Stored data:
════════
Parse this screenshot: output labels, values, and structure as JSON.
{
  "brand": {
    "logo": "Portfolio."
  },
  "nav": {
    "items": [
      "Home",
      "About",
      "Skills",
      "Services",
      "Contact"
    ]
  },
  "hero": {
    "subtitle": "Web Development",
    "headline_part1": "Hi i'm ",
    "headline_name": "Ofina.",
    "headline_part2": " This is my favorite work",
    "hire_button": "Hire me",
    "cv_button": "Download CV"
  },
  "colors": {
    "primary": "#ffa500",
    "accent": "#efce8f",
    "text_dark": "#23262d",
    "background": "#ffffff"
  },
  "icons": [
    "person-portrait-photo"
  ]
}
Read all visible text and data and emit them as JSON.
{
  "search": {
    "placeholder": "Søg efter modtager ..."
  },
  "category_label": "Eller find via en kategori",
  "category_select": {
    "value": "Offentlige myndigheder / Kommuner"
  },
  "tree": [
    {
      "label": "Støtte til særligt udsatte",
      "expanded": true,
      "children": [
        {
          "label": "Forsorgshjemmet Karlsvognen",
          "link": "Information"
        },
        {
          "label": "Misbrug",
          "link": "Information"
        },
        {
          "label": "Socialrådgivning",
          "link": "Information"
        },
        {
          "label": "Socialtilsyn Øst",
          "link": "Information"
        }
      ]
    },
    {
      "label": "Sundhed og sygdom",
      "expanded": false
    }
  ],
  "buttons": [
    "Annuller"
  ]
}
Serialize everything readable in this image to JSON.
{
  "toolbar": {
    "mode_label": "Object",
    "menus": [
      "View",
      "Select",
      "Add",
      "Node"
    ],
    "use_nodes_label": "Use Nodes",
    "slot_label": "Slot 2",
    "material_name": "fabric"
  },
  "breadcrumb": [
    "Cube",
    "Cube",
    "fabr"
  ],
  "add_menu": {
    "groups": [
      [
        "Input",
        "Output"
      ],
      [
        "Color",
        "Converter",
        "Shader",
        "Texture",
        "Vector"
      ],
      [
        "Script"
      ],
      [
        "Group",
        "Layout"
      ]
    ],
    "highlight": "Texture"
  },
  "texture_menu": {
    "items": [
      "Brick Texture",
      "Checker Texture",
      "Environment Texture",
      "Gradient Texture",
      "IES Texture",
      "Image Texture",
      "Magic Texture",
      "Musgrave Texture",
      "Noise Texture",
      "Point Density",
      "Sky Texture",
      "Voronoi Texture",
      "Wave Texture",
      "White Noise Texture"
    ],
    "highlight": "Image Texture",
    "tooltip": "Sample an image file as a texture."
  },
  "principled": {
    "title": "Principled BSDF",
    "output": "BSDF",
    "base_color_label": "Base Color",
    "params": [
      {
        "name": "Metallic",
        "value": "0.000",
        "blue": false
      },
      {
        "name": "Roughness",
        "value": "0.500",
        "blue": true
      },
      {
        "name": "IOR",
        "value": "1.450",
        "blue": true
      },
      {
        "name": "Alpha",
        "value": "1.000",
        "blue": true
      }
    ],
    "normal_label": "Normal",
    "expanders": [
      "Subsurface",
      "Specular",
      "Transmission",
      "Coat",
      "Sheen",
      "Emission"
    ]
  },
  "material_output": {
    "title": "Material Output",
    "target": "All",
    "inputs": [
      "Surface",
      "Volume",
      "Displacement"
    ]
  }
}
════════
From the data above, extract every line in its exact form.

Parse this screenshot: output labels, values, and structure as JSON.
{
  "brand": {
    "logo": "Portfolio."
  },
  "nav": {
    "items": [
      "Home",
      "About",
      "Skills",
      "Services",
      "Contact"
    ]
  },
  "hero": {
    "subtitle": "Web Development",
    "headline_part1": "Hi i'm ",
    "headline_name": "Ofina.",
    "headline_part2": " This is my favorite work",
    "hire_button": "Hire me",
    "cv_button": "Download CV"
  },
  "colors": {
    "primary": "#ffa500",
    "accent": "#efce8f",
    "text_dark": "#23262d",
    "background": "#ffffff"
  },
  "icons": [
    "person-portrait-photo"
  ]
}
Read all visible text and data and emit them as JSON.
{
  "search": {
    "placeholder": "Søg efter modtager ..."
  },
  "category_label": "Eller find via en kategori",
  "category_select": {
    "value": "Offentlige myndigheder / Kommuner"
  },
  "tree": [
    {
      "label": "Støtte til særligt udsatte",
      "expanded": true,
      "children": [
        {
          "label": "Forsorgshjemmet Karlsvognen",
          "link": "Information"
        },
        {
          "label": "Misbrug",
          "link": "Information"
        },
        {
          "label": "Socialrådgivning",
          "link": "Information"
        },
        {
          "label": "Socialtilsyn Øst",
          "link": "Information"
        }
      ]
    },
    {
      "label": "Sundhed og sygdom",
      "expanded": false
    }
  ],
  "buttons": [
    "Annuller"
  ]
}
Serialize everything readable in this image to JSON.
{
  "toolbar": {
    "mode_label": "Object",
    "menus": [
      "View",
      "Select",
      "Add",
      "Node"
    ],
    "use_nodes_label": "Use Nodes",
    "slot_label": "Slot 2",
    "material_name": "fabric"
  },
  "breadcrumb": [
    "Cube",
    "Cube",
    "fabr"
  ],
  "add_menu": {
    "groups": [
      [
        "Input",
        "Output"
      ],
      [
        "Color",
        "Converter",
        "Shader",
        "Texture",
        "Vector"
      ],
      [
        "Script"
      ],
      [
        "Group",
        "Layout"
      ]
    ],
    "highlight": "Texture"
  },
  "texture_menu": {
    "items": [
      "Brick Texture",
      "Checker Texture",
      "Environment Texture",
      "Gradient Texture",
      "IES Texture",
      "Image Texture",
      "Magic Texture",
      "Musgrave Texture",
      "Noise Texture",
      "Point Density",
      "Sky Texture",
      "Voronoi Texture",
      "Wave Texture",
      "White Noise Texture"
    ],
    "highlight": "Image Texture",
    "tooltip": "Sample an image file as a texture."
  },
  "principled": {
    "title": "Principled BSDF",
    "output": "BSDF",
    "base_color_label": "Base Color",
    "params": [
      {
        "name": "Metallic",
        "value": "0.000",
        "blue": false
      },
      {
        "name": "Roughness",
        "value": "0.500",
        "blue": true
      },
      {
        "name": "IOR",
        "value": "1.450",
        "blue": true
      },
      {
        "name": "Alpha",
        "value": "1.000",
        "blue": true
      }
    ],
    "normal_label": "Normal",
    "expanders": [
      "Subsurface",
      "Specular",
      "Transmission",
      "Coat",
      "Sheen",
      "Emission"
    ]
  },
  "material_output": {
    "title": "Material Output",
    "target": "All",
    "inputs": [
      "Surface",
      "Volume",
      "Displacement"
    ]
  }
}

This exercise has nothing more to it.